Stored rows:

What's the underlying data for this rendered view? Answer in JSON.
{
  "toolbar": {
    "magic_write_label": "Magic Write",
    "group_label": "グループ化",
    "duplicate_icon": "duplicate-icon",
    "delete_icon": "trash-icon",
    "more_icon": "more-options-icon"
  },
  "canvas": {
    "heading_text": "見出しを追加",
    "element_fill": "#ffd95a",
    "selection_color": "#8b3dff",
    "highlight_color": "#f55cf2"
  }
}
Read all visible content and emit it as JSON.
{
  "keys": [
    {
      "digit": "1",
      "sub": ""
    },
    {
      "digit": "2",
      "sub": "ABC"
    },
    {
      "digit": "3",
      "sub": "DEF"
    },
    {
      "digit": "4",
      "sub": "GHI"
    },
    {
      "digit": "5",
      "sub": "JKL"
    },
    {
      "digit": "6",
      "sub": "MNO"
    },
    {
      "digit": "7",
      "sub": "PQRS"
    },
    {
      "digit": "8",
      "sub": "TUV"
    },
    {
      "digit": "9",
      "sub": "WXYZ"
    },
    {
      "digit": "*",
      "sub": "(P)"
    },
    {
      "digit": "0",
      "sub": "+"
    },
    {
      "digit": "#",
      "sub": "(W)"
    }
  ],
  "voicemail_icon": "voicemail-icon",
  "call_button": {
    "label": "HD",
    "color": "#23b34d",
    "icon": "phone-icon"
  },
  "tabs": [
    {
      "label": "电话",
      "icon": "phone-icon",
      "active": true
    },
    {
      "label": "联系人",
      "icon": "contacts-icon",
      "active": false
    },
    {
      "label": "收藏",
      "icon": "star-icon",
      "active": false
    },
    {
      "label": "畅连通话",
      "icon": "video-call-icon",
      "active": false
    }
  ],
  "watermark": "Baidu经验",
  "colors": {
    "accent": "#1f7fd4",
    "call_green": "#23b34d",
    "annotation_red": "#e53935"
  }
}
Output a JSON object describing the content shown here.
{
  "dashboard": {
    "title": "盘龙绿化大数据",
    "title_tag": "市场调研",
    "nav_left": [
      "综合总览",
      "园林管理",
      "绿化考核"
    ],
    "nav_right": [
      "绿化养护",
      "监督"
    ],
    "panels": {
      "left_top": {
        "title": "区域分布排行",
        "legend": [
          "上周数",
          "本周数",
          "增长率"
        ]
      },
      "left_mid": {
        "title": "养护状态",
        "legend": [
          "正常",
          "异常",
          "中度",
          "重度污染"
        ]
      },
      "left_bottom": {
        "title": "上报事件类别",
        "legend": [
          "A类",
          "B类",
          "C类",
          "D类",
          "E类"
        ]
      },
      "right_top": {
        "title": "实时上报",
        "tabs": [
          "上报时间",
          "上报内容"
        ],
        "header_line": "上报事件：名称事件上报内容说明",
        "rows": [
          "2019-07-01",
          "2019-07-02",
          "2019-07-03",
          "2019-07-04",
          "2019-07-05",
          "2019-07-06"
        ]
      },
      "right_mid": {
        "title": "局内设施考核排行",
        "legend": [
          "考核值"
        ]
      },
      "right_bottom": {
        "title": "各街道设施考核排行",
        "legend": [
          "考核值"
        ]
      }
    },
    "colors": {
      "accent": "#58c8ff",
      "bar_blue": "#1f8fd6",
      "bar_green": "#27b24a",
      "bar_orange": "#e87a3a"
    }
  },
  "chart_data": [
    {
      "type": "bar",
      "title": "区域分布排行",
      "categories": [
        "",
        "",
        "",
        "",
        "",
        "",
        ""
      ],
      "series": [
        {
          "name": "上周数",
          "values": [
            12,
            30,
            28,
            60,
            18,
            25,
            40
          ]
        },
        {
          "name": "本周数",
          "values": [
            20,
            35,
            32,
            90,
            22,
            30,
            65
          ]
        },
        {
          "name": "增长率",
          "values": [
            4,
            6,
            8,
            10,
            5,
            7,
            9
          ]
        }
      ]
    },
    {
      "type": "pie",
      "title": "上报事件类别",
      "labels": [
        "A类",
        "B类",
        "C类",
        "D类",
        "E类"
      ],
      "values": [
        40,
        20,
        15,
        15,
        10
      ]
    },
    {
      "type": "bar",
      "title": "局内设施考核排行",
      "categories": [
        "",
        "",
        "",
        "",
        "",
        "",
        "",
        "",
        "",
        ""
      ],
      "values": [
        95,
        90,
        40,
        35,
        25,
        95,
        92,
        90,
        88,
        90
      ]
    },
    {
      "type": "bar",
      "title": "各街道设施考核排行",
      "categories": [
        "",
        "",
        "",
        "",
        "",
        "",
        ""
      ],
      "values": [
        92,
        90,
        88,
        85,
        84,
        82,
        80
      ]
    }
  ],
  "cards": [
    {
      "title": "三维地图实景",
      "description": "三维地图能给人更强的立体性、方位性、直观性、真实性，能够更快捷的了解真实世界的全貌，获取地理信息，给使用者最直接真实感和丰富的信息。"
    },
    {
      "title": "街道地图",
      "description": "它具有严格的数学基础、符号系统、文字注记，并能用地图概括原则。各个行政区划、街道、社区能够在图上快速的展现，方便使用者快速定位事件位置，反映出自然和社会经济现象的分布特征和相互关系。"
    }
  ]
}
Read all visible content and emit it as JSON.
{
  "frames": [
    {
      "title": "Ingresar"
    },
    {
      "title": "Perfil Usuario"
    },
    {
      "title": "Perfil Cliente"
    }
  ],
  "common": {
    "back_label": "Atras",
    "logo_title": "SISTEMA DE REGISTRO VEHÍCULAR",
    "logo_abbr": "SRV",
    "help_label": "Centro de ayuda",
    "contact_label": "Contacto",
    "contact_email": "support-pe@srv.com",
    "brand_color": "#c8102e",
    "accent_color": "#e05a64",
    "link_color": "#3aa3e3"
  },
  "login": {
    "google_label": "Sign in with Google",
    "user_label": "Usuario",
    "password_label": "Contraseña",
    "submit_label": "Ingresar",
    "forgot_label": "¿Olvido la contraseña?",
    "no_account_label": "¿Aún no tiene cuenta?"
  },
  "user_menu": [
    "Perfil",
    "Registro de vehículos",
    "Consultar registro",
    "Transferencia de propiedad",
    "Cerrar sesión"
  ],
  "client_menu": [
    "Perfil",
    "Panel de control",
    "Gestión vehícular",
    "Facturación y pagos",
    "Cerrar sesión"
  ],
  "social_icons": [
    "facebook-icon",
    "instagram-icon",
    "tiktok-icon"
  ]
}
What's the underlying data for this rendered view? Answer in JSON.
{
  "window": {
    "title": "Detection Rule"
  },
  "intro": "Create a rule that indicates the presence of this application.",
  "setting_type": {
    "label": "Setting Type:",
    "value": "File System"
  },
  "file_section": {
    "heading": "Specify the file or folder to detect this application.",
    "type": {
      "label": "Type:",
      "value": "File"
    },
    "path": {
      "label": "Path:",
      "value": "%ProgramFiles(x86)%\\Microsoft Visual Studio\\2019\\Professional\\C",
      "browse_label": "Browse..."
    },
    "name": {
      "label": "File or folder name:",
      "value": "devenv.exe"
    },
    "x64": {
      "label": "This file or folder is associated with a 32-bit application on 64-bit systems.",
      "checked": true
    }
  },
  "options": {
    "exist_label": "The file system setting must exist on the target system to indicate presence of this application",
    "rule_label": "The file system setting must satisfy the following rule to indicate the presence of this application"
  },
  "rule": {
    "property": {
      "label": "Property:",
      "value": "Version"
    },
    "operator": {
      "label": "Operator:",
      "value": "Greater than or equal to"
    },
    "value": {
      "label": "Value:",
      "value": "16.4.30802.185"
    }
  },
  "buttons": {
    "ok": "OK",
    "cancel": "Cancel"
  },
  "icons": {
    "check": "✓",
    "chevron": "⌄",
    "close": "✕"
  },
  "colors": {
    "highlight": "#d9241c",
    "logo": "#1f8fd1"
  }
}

Instructions for the task:
Pick out all lines containing the string "Perfil".

Solution:
      "title": "Perfil Usuario"
      "title": "Perfil Cliente"
    "Perfil",
    "Perfil",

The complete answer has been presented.